MCPに対応している主なAIツール・クライアント
2026年時点では、既に数えきれないほどのクライアントがMCPに対応しています。代表的なものは次の通りです。
- Claude Desktop / Claude Code
- Cursor
- Windsurf
- VS Code(GitHub Copilot 経由)
- Gemini CLI
- ChatGPT
OpenAI・Google・Microsoft・AWSなど、業界を代表する企業が対応済みであり、ベンダー中立な標準規格として広く浸透しています。
MCPを使う具体的なメリット
1. 一度書けばどこでも動く
MCPサーバーを一度実装すれば、Claude DesktopでもCursorでもVS Codeでも、MCP対応のツールであればそのまま使えます。ツールごとに実装を書き直す必要がありません。
2. AIができることが大幅に広がる
単なる「質問への回答」だけでなく、データベースの検索・更新、Slackへの投稿、GitHubのPR作成といった実際の業務操作をAIが代わりに実行できるようになります。

-- -- --

上のMCPに関する文章について、次の質問に答えてください。
(a) GitHub Copilot 経由でMCPに対応しているツールとして挙げられているものは何ですか。
(b) MCPに対応済みの業界を代表する企業として、どの企業名が挙げられていますか。
(c) AIが代わりに実行できるようになる業務操作として、どのような例が示されていますか。

-- -- --

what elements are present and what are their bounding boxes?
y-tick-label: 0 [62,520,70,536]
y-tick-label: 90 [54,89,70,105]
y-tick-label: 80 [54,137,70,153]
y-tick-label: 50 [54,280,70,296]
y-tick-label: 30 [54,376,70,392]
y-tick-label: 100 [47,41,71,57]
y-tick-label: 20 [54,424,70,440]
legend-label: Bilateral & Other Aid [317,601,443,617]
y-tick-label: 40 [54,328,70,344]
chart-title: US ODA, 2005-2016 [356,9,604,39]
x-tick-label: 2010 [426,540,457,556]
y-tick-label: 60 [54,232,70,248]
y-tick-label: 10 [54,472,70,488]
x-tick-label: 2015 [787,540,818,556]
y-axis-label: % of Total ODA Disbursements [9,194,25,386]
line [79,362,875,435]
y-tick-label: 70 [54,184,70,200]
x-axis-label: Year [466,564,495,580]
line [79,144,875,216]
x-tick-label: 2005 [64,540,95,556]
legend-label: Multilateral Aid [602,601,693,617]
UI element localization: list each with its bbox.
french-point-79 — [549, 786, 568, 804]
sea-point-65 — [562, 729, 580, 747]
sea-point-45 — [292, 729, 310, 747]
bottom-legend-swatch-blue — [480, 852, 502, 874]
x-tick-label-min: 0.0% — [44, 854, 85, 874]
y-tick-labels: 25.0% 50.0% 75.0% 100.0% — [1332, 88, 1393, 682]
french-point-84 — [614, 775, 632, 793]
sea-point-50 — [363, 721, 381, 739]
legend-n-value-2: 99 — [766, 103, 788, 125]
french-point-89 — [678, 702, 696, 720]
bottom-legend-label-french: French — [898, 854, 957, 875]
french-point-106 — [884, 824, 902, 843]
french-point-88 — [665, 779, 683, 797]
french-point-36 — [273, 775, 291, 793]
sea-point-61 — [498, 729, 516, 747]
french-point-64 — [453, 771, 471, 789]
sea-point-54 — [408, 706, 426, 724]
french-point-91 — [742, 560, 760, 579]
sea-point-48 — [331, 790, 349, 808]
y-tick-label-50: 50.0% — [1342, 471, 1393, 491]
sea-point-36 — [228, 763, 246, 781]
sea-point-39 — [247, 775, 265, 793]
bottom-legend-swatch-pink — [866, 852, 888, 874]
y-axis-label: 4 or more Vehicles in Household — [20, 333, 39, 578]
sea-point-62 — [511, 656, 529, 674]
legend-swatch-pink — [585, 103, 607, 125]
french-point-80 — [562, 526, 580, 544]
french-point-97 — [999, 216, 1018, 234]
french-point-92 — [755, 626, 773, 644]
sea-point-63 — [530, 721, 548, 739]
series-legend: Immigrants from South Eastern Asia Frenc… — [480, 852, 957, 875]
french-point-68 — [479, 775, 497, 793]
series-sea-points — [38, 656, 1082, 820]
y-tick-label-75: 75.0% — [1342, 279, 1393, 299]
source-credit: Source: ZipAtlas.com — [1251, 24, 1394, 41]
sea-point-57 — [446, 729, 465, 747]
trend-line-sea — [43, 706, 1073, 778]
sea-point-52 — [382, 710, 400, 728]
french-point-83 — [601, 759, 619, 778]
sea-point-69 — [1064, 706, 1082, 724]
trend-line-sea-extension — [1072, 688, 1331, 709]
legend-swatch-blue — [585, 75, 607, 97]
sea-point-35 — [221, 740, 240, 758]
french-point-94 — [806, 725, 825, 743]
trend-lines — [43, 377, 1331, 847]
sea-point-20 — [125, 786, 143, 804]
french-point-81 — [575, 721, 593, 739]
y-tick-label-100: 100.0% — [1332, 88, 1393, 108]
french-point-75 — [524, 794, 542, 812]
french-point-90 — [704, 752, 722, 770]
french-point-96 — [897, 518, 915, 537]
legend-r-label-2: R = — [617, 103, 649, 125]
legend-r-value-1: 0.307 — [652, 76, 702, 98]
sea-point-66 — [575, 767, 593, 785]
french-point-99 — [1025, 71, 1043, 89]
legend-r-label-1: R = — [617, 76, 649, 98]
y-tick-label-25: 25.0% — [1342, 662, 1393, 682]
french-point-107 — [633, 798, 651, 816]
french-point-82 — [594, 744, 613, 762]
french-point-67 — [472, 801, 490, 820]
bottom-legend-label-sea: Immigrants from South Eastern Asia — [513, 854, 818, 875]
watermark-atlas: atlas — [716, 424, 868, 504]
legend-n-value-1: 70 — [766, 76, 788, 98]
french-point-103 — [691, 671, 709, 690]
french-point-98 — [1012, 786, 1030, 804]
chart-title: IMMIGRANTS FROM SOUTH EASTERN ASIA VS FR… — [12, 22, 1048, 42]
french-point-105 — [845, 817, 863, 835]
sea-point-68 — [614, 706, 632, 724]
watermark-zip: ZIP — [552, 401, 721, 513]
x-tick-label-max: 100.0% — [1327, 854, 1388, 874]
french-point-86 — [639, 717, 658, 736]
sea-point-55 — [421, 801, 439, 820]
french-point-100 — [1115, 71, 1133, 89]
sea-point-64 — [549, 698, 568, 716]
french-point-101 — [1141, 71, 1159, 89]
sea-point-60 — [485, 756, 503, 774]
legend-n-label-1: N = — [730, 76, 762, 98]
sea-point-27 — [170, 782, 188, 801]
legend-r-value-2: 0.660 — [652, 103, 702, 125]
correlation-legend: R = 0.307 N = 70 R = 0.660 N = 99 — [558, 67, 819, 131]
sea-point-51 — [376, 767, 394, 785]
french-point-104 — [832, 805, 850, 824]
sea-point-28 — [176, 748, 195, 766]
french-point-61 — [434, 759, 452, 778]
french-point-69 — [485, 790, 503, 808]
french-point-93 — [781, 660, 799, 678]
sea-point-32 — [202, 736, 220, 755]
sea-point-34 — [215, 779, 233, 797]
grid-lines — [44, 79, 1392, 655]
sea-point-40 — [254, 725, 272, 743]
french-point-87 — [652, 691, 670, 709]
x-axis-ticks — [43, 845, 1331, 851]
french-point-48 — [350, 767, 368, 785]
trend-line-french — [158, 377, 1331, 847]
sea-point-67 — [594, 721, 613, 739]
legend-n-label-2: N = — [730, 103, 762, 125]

-- -- --

** 完了した作業 **
(a) VS Codeです。
(b) OpenAI、Google、Microsoft、AWSです。
(c) データベースの検索・更新、Slackへの投稿、GitHubのPR作成です。